[Collected data entries]
• • •

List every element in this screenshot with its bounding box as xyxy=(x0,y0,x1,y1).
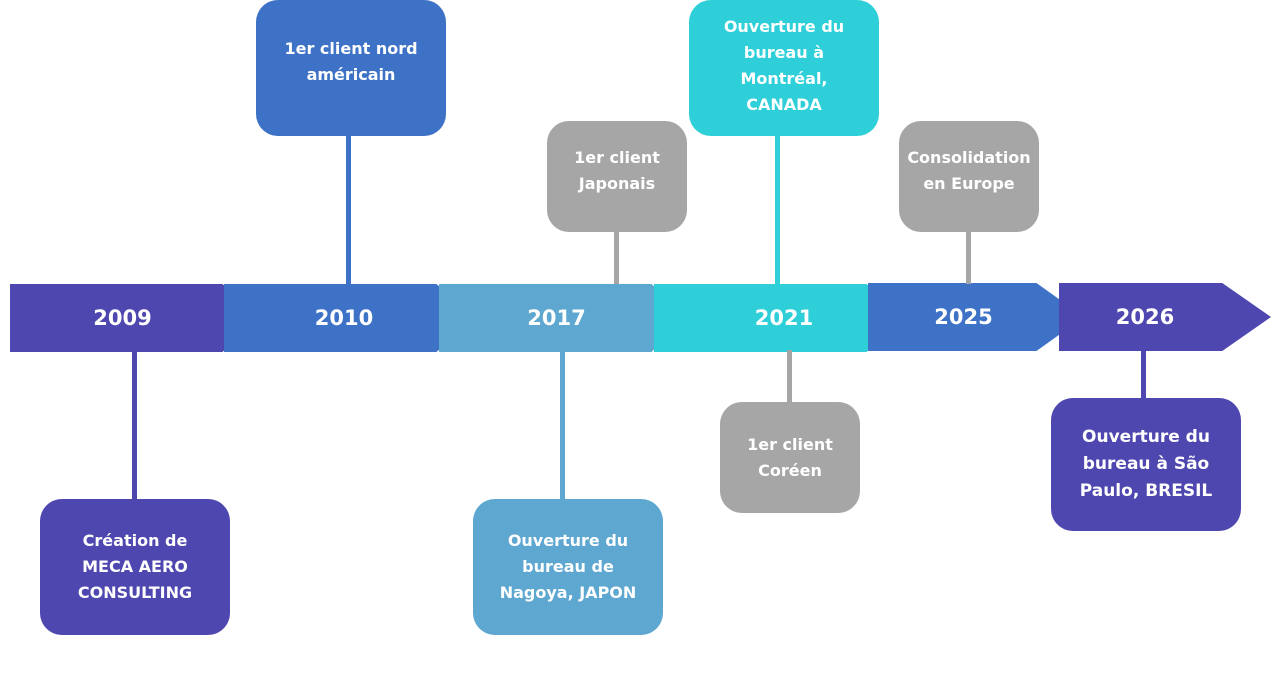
connector-2017-below xyxy=(560,350,565,500)
event-text: 1er client Coréen xyxy=(747,434,833,480)
connector-2021-above xyxy=(775,134,780,286)
connector-2021-below xyxy=(787,350,792,404)
year-arrow-2021: 2021 xyxy=(654,284,904,352)
event-text: Ouverture du bureau de Nagoya, JAPON xyxy=(499,531,637,602)
year-arrow-2017: 2017 xyxy=(439,284,689,352)
year-label-2021: 2021 xyxy=(754,306,814,330)
year-label-2017: 2017 xyxy=(527,306,586,330)
event-text: Consolidation en Europe xyxy=(907,148,1031,193)
connector-2009 xyxy=(132,350,137,500)
event-bureau-montreal: Ouverture du bureau à Montréal, CANADA xyxy=(689,0,879,136)
year-arrow-2026: 2026 xyxy=(1059,283,1271,351)
event-text: Ouverture du bureau à São Paulo, BRESIL xyxy=(1079,427,1213,501)
event-creation-meca-aero: Création de MECA AERO CONSULTING xyxy=(40,499,230,635)
event-text: 1er client Japonais xyxy=(574,148,660,193)
connector-2026 xyxy=(1141,350,1146,400)
event-text: Création de MECA AERO CONSULTING xyxy=(77,531,193,602)
year-label-2009: 2009 xyxy=(93,306,152,330)
year-label-2010: 2010 xyxy=(314,306,374,330)
year-label-2025: 2025 xyxy=(934,305,993,329)
event-bureau-sao-paulo: Ouverture du bureau à São Paulo, BRESIL xyxy=(1051,398,1241,531)
event-1er-client-japonais: 1er client Japonais xyxy=(547,121,687,232)
year-arrow-2009: 2009 xyxy=(10,284,260,352)
event-bureau-nagoya: Ouverture du bureau de Nagoya, JAPON xyxy=(473,499,663,635)
connector-2010 xyxy=(346,134,351,286)
event-text: Ouverture du bureau à Montréal, CANADA xyxy=(723,17,845,114)
connector-2017-above xyxy=(614,230,619,284)
event-1er-client-nord-americain: 1er client nord américain xyxy=(256,0,446,136)
year-label-2026: 2026 xyxy=(1115,305,1175,329)
event-text: 1er client nord américain xyxy=(284,39,418,84)
year-arrow-2010: 2010 xyxy=(224,284,474,352)
event-1er-client-coreen: 1er client Coréen xyxy=(720,402,860,513)
year-arrow-2025: 2025 xyxy=(868,283,1084,351)
connector-2025 xyxy=(966,230,971,284)
event-consolidation-europe: Consolidation en Europe xyxy=(899,121,1039,232)
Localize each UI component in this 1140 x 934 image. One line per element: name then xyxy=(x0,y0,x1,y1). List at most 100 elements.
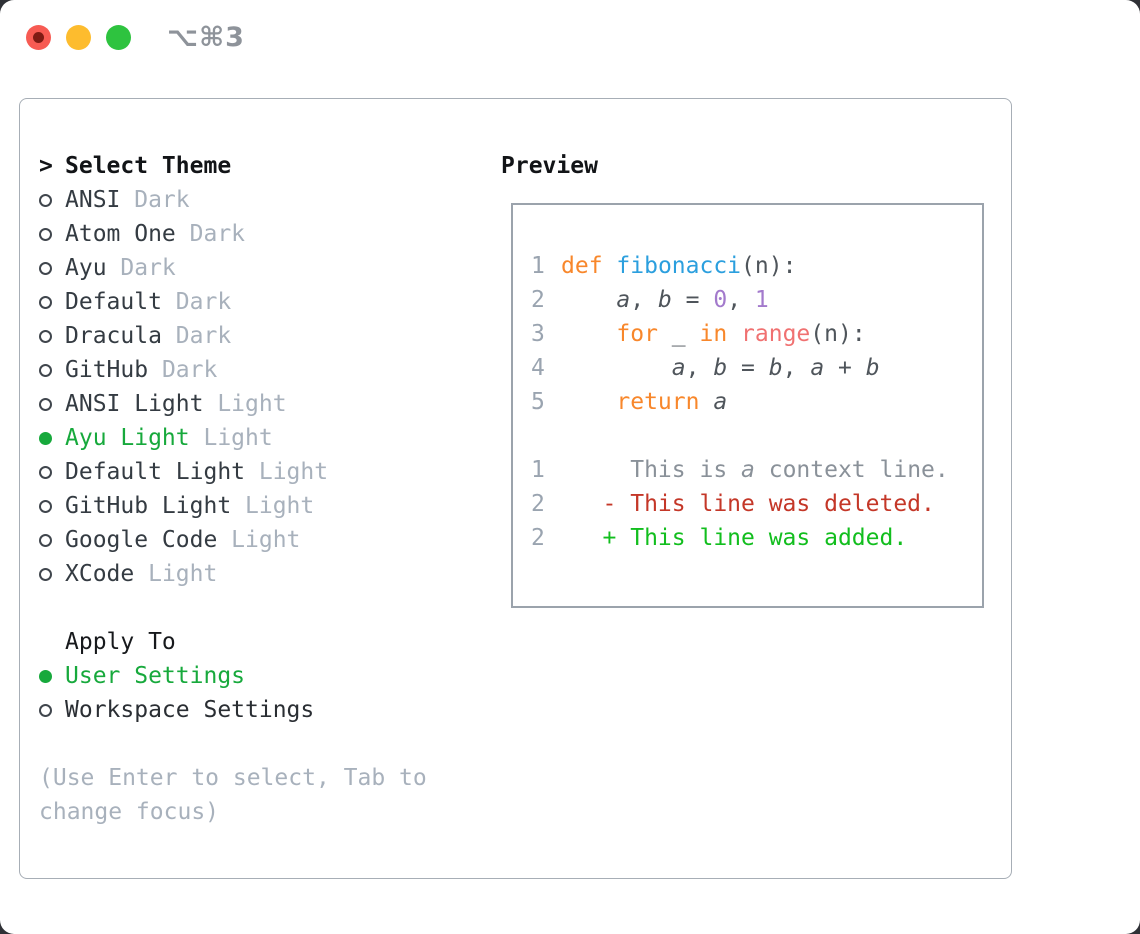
minimize-button[interactable] xyxy=(66,25,91,50)
code-token-ctxv: a xyxy=(741,457,755,483)
code-token-p: = xyxy=(671,287,714,313)
radio-icon xyxy=(39,227,52,241)
hint-text: (Use Enter to select, Tab to change focu… xyxy=(39,765,427,825)
apply-to-header: Apply To xyxy=(39,625,439,659)
apply-to-title: Apply To xyxy=(65,629,176,655)
titlebar: ⌥⌘3 xyxy=(0,0,1140,98)
theme-option[interactable]: Default Dark xyxy=(39,285,439,319)
line-number: 1 xyxy=(531,253,545,279)
theme-variant-label: Light xyxy=(245,493,315,519)
theme-variant-label: Light xyxy=(231,527,301,553)
theme-option[interactable]: Google Code Light xyxy=(39,523,439,557)
option-label: Google Code xyxy=(65,527,218,553)
code-token-k: def xyxy=(561,253,603,279)
select-theme-header: > Select Theme xyxy=(39,149,439,183)
code-token-v: b xyxy=(768,355,783,381)
option-label: ANSI Light xyxy=(65,391,204,417)
close-button[interactable] xyxy=(26,25,51,50)
code-line: 2 + This line was added. xyxy=(531,521,982,555)
select-theme-title: Select Theme xyxy=(65,153,232,179)
theme-option[interactable]: ANSI Dark xyxy=(39,183,439,217)
code-token-p xyxy=(699,389,713,415)
line-number: 3 xyxy=(531,321,545,347)
theme-option[interactable]: ANSI Light Light xyxy=(39,387,439,421)
radio-icon xyxy=(39,363,52,377)
theme-option[interactable]: Ayu Dark xyxy=(39,251,439,285)
code-token-p xyxy=(561,389,616,415)
radio-icon xyxy=(39,499,52,513)
option-label: Atom One xyxy=(65,221,176,247)
spacer xyxy=(39,727,439,761)
code-token-p xyxy=(561,355,672,381)
code-token-ctx: This is xyxy=(561,457,742,483)
radio-icon xyxy=(39,703,52,717)
code-line: 2 - This line was deleted. xyxy=(531,487,982,521)
theme-variant-label: Dark xyxy=(120,255,176,281)
theme-variant-label: Light xyxy=(258,459,329,485)
preview-title: Preview xyxy=(501,153,598,179)
code-token-f: fibonacci xyxy=(616,253,742,279)
radio-icon xyxy=(39,567,52,581)
theme-variant-label: Light xyxy=(217,391,287,417)
code-token-n: 0 xyxy=(713,287,728,313)
radio-icon xyxy=(39,193,52,207)
theme-variant-label: Dark xyxy=(161,357,218,383)
radio-icon xyxy=(39,261,52,275)
code-token-del: - This line was deleted. xyxy=(561,491,935,517)
code-token-p: _ xyxy=(657,321,700,347)
radio-icon xyxy=(39,397,52,411)
radio-icon xyxy=(39,533,52,547)
line-number: 2 xyxy=(531,525,545,551)
code-token-add: + This line was added. xyxy=(561,525,908,551)
spacer xyxy=(39,591,439,625)
option-label: Ayu xyxy=(65,255,107,281)
line-number: 4 xyxy=(531,355,545,381)
code-token-v: a xyxy=(713,389,728,415)
prompt-caret-icon: > xyxy=(39,153,53,179)
code-token-ctx: context line. xyxy=(754,457,949,483)
code-token-v: a xyxy=(616,287,631,313)
theme-variant-label: Dark xyxy=(175,289,232,315)
option-label: User Settings xyxy=(65,663,246,689)
radio-icon xyxy=(39,465,52,479)
option-label: ANSI xyxy=(65,187,121,213)
code-token-k: for xyxy=(616,321,658,347)
blank-line xyxy=(531,419,982,453)
theme-variant-label: Light xyxy=(148,561,218,587)
code-line: 1 This is a context line. xyxy=(531,453,982,487)
code-token-p xyxy=(561,321,616,347)
code-token-p: (n): xyxy=(810,321,866,347)
code-token-p: , xyxy=(685,355,714,381)
code-token-v: b xyxy=(713,355,728,381)
line-number: 2 xyxy=(531,491,545,517)
code-line: 2 a, b = 0, 1 xyxy=(531,283,982,317)
radio-selected-icon xyxy=(39,669,52,683)
option-label: Dracula xyxy=(65,323,162,349)
code-token-p: = xyxy=(727,355,769,381)
option-label: Default xyxy=(65,289,162,315)
apply-option[interactable]: User Settings xyxy=(39,659,439,693)
code-line: 5 return a xyxy=(531,385,982,419)
apply-option[interactable]: Workspace Settings xyxy=(39,693,439,727)
window-shortcut-label: ⌥⌘3 xyxy=(167,22,245,53)
line-number: 1 xyxy=(531,457,545,483)
code-token-p: , xyxy=(630,287,658,313)
theme-variant-label: Dark xyxy=(134,187,190,213)
radio-icon xyxy=(39,295,52,309)
code-token-v: a xyxy=(810,355,825,381)
maximize-button[interactable] xyxy=(106,25,131,50)
code-token-p: , xyxy=(727,287,755,313)
code-line: 3 for _ in range(n): xyxy=(531,317,982,351)
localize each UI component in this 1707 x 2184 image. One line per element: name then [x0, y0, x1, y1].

• • •

Please count the rows that contain the string "Consolidation". Reply with the number alone.

2